WORK INSTRUCTIONS: Track down the lines that contain "image" and copy them.

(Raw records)
:::::

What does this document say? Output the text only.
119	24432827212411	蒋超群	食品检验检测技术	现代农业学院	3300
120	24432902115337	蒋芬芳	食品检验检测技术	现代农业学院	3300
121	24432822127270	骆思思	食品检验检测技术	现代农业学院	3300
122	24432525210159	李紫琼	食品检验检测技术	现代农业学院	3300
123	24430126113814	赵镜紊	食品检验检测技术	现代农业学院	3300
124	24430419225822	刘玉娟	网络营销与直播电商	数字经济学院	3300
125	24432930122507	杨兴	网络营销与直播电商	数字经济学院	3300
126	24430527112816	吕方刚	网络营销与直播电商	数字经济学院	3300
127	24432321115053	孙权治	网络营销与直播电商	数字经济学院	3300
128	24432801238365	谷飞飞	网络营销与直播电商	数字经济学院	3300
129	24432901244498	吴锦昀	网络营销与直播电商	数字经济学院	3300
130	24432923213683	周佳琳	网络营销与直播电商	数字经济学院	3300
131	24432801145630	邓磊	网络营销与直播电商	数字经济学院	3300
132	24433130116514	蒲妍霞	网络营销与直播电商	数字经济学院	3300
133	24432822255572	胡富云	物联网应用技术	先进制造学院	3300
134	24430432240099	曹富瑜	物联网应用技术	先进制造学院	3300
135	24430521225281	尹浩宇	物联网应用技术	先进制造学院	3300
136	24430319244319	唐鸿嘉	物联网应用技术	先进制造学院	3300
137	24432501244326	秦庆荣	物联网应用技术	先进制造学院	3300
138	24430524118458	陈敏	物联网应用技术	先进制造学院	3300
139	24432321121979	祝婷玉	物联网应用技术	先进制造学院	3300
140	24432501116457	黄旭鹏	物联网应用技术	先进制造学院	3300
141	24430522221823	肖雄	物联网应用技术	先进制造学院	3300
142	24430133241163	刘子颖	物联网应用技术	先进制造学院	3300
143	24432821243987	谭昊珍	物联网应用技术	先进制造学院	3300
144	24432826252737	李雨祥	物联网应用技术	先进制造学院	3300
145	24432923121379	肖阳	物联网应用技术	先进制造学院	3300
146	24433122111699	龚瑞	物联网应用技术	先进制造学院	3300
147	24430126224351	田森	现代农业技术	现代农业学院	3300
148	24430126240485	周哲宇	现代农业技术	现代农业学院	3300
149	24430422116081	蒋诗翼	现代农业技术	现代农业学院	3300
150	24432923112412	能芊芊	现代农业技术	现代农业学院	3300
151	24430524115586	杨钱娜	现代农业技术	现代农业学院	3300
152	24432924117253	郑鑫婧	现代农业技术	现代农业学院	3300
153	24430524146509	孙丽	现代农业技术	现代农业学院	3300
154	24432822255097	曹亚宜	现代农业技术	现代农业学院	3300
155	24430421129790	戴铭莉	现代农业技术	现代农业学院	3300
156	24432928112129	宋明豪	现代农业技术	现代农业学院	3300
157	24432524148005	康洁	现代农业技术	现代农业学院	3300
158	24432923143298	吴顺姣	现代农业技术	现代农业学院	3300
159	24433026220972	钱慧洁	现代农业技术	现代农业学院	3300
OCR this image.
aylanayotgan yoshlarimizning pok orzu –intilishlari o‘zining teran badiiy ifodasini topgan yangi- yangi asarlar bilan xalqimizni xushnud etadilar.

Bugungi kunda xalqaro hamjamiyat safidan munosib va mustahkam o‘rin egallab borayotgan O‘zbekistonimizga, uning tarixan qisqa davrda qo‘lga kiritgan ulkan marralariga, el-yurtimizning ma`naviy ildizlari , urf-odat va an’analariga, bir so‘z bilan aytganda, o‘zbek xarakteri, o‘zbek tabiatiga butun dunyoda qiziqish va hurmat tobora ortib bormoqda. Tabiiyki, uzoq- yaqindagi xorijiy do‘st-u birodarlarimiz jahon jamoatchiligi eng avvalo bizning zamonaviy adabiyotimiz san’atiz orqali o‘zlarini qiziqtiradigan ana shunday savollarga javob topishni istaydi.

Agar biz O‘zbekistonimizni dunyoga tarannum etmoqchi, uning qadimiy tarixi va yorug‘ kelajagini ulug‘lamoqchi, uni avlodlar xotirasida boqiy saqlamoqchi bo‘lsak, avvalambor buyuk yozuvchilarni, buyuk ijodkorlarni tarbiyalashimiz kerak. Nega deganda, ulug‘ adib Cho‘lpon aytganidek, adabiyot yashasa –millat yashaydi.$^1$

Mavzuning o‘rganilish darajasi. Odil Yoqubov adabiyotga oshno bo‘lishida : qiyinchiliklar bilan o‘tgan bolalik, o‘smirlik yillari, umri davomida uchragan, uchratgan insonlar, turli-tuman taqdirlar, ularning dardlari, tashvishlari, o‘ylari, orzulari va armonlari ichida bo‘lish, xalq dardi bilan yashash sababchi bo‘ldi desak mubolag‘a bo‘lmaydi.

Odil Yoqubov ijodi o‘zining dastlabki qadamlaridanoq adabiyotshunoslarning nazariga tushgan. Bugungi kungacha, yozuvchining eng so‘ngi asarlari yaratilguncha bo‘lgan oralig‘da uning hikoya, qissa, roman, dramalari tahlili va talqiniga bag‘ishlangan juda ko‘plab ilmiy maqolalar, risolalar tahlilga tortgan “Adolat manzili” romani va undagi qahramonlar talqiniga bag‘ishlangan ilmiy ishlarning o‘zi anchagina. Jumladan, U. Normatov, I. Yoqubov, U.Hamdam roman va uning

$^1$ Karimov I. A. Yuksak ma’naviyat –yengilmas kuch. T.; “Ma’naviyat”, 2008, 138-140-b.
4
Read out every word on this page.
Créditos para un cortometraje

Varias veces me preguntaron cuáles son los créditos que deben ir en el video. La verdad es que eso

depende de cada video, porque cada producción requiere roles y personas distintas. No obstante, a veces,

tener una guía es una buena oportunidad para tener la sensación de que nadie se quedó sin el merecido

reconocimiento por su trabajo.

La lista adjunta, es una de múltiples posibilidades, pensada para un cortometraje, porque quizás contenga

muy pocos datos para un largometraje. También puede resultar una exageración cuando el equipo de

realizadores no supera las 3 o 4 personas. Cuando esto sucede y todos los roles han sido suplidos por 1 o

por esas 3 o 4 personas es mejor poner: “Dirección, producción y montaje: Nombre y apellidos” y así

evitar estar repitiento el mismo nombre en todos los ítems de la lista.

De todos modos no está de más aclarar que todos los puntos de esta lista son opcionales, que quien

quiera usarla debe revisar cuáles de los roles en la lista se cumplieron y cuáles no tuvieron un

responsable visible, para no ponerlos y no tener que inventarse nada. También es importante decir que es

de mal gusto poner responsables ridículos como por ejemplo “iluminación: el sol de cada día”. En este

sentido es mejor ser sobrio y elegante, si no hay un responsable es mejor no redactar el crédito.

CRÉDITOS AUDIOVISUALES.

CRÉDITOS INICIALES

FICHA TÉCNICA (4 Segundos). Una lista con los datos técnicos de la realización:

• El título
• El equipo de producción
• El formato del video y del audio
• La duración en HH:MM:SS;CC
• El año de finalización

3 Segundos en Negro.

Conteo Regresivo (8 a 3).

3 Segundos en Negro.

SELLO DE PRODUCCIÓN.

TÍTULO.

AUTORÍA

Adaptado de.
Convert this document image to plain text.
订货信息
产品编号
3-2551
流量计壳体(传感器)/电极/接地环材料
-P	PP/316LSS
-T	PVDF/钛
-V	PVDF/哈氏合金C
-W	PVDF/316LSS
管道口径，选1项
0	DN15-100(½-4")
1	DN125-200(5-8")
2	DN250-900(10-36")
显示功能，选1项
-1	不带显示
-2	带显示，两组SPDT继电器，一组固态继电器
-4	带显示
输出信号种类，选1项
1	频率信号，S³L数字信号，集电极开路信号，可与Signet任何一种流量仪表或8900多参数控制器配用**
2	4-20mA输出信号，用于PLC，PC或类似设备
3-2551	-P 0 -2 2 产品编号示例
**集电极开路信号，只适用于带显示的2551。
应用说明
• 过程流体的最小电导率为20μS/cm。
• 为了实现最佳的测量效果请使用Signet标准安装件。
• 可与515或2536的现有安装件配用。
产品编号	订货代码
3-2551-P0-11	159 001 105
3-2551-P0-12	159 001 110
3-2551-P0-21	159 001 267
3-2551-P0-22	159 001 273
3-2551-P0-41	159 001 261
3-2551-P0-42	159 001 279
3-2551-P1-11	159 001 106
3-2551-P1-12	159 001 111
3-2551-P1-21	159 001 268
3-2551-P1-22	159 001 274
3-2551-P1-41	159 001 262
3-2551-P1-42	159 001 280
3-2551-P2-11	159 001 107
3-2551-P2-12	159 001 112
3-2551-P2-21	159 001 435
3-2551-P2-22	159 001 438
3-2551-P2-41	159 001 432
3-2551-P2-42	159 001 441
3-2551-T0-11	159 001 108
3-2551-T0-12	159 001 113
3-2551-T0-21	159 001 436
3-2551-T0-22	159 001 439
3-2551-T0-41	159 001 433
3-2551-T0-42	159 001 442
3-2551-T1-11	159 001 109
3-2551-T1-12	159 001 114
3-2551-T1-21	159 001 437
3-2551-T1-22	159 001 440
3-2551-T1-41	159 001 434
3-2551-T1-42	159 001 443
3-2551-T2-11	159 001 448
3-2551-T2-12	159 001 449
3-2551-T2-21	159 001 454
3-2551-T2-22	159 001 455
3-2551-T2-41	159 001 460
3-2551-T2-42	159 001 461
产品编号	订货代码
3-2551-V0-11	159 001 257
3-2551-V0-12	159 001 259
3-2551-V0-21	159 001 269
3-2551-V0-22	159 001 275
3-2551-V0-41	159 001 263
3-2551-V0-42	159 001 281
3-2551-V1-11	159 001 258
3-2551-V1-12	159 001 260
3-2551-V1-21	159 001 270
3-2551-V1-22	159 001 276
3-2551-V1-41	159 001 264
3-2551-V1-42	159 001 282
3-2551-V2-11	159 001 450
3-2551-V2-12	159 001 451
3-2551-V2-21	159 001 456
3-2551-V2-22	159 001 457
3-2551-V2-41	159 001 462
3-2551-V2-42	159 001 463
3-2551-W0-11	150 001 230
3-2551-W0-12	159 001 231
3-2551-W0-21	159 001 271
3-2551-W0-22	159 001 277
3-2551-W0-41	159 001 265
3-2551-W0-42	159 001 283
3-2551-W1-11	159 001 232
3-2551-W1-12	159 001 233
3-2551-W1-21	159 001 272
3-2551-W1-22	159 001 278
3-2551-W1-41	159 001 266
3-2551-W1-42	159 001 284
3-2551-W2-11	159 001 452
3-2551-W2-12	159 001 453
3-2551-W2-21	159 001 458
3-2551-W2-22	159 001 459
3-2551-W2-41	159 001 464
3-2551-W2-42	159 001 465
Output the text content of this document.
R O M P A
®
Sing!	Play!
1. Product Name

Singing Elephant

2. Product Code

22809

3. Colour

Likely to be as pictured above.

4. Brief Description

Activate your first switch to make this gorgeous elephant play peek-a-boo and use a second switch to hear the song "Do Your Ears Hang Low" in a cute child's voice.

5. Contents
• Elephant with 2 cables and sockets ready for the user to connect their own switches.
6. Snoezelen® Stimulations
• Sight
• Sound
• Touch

:::::

ANSWER TO THIS EXERCISE:
OCR this image.
Convert this document image to plain text.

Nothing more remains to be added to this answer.